■ **Exercise input**:

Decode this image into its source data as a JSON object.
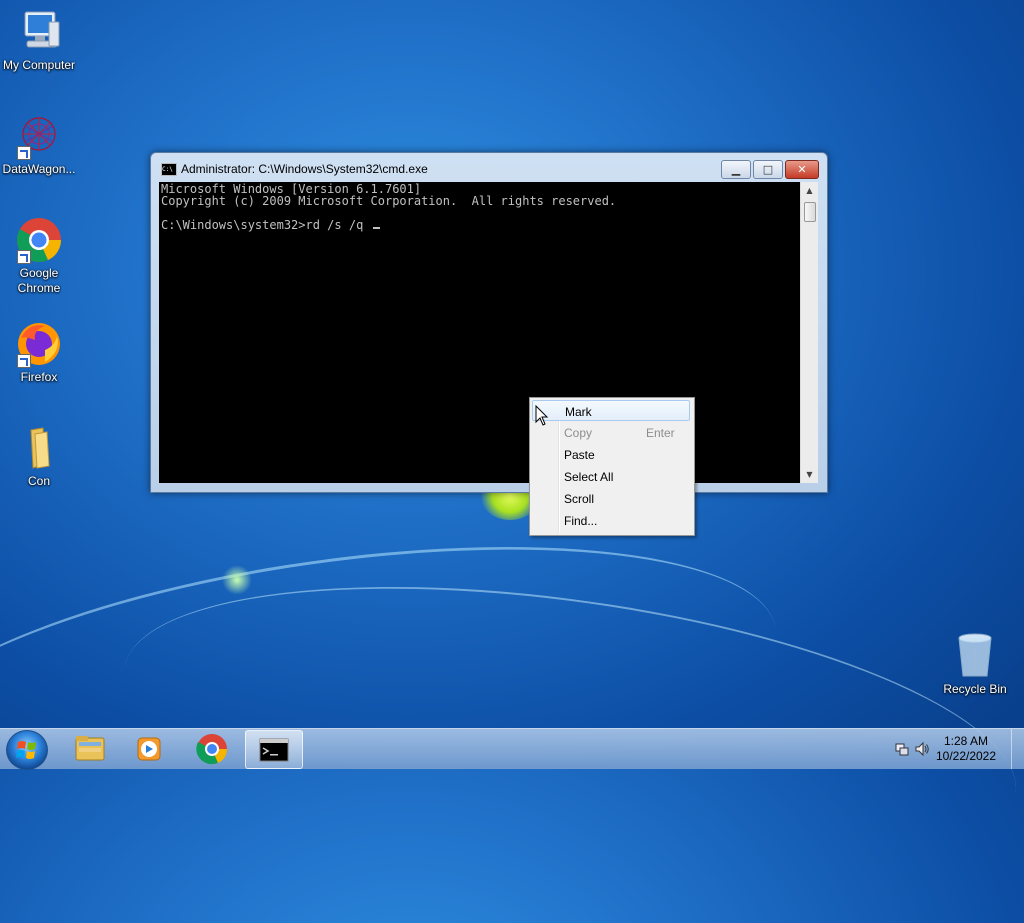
{
  "desktop": {
    "icons": [
      {
        "label": "My Computer",
        "icon": "computer-icon"
      },
      {
        "label": "DataWagon...",
        "icon": "datawagon-icon"
      },
      {
        "label": "Google Chrome",
        "icon": "chrome-icon"
      },
      {
        "label": "Firefox",
        "icon": "firefox-icon"
      },
      {
        "label": "Con",
        "icon": "folder-icon"
      },
      {
        "label": "Recycle Bin",
        "icon": "recycle-bin-icon"
      }
    ]
  },
  "cmd_window": {
    "title": "Administrator: C:\\Windows\\System32\\cmd.exe",
    "icon_text": "C:\\",
    "buttons": {
      "minimize": "▁",
      "maximize": "□",
      "close": "✕"
    },
    "lines": [
      "Microsoft Windows [Version 6.1.7601]",
      "Copyright (c) 2009 Microsoft Corporation.  All rights reserved.",
      "",
      "C:\\Windows\\system32>rd /s /q "
    ],
    "colors": {
      "background": "#000000",
      "text": "#c0c0c0"
    }
  },
  "context_menu": {
    "items": [
      {
        "label": "Mark",
        "shortcut": "",
        "enabled": true,
        "highlighted": true
      },
      {
        "label": "Copy",
        "shortcut": "Enter",
        "enabled": false,
        "highlighted": false
      },
      {
        "label": "Paste",
        "shortcut": "",
        "enabled": true,
        "highlighted": false
      },
      {
        "label": "Select All",
        "shortcut": "",
        "enabled": true,
        "highlighted": false
      },
      {
        "label": "Scroll",
        "shortcut": "",
        "enabled": true,
        "highlighted": false
      },
      {
        "label": "Find...",
        "shortcut": "",
        "enabled": true,
        "highlighted": false
      }
    ]
  },
  "taskbar": {
    "items": [
      {
        "name": "file-explorer",
        "icon": "folder-icon",
        "active": false
      },
      {
        "name": "media-player",
        "icon": "media-player-icon",
        "active": false
      },
      {
        "name": "chrome",
        "icon": "chrome-icon",
        "active": false
      },
      {
        "name": "cmd",
        "icon": "cmd-icon",
        "active": true
      }
    ],
    "clock": {
      "time": "1:28 AM",
      "date": "10/22/2022"
    }
  }
}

■ **Directions for this task**: Return to the listing above and set it down exactly, leaving out its pictures.

■ **Completed task**:
Decode this image into its source data as a JSON object.
{
  "desktop": {
    "icons": [
      {
        "label": "My Computer",
        "icon": "computer-icon"
      },
      {
        "label": "DataWagon...",
        "icon": "datawagon-icon"
      },
      {
        "label": "Google Chrome",
        "icon": "chrome-icon"
      },
      {
        "label": "Firefox",
        "icon": "firefox-icon"
      },
      {
        "label": "Con",
        "icon": "folder-icon"
      },
      {
        "label": "Recycle Bin",
        "icon": "recycle-bin-icon"
      }
    ]
  },
  "cmd_window": {
    "title": "Administrator: C:\\Windows\\System32\\cmd.exe",
    "icon_text": "C:\\",
    "buttons": {
      "minimize": "▁",
      "maximize": "□",
      "close": "✕"
    },
    "lines": [
      "Microsoft Windows [Version 6.1.7601]",
      "Copyright (c) 2009 Microsoft Corporation.  All rights reserved.",
      "",
      "C:\\Windows\\system32>rd /s /q "
    ],
    "colors": {
      "background": "#000000",
      "text": "#c0c0c0"
    }
  },
  "context_menu": {
    "items": [
      {
        "label": "Mark",
        "shortcut": "",
        "enabled": true,
        "highlighted": true
      },
      {
        "label": "Copy",
        "shortcut": "Enter",
        "enabled": false,
        "highlighted": false
      },
      {
        "label": "Paste",
        "shortcut": "",
        "enabled": true,
        "highlighted": false
      },
      {
        "label": "Select All",
        "shortcut": "",
        "enabled": true,
        "highlighted": false
      },
      {
        "label": "Scroll",
        "shortcut": "",
        "enabled": true,
        "highlighted": false
      },
      {
        "label": "Find...",
        "shortcut": "",
        "enabled": true,
        "highlighted": false
      }
    ]
  },
  "taskbar": {
    "items": [
      {
        "name": "file-explorer",
        "icon": "folder-icon",
        "active": false
      },
      {
        "name": "media-player",
        "icon": "media-player-icon",
        "active": false
      },
      {
        "name": "chrome",
        "icon": "chrome-icon",
        "active": false
      },
      {
        "name": "cmd",
        "icon": "cmd-icon",
        "active": true
      }
    ],
    "clock": {
      "time": "1:28 AM",
      "date": "10/22/2022"
    }
  }
}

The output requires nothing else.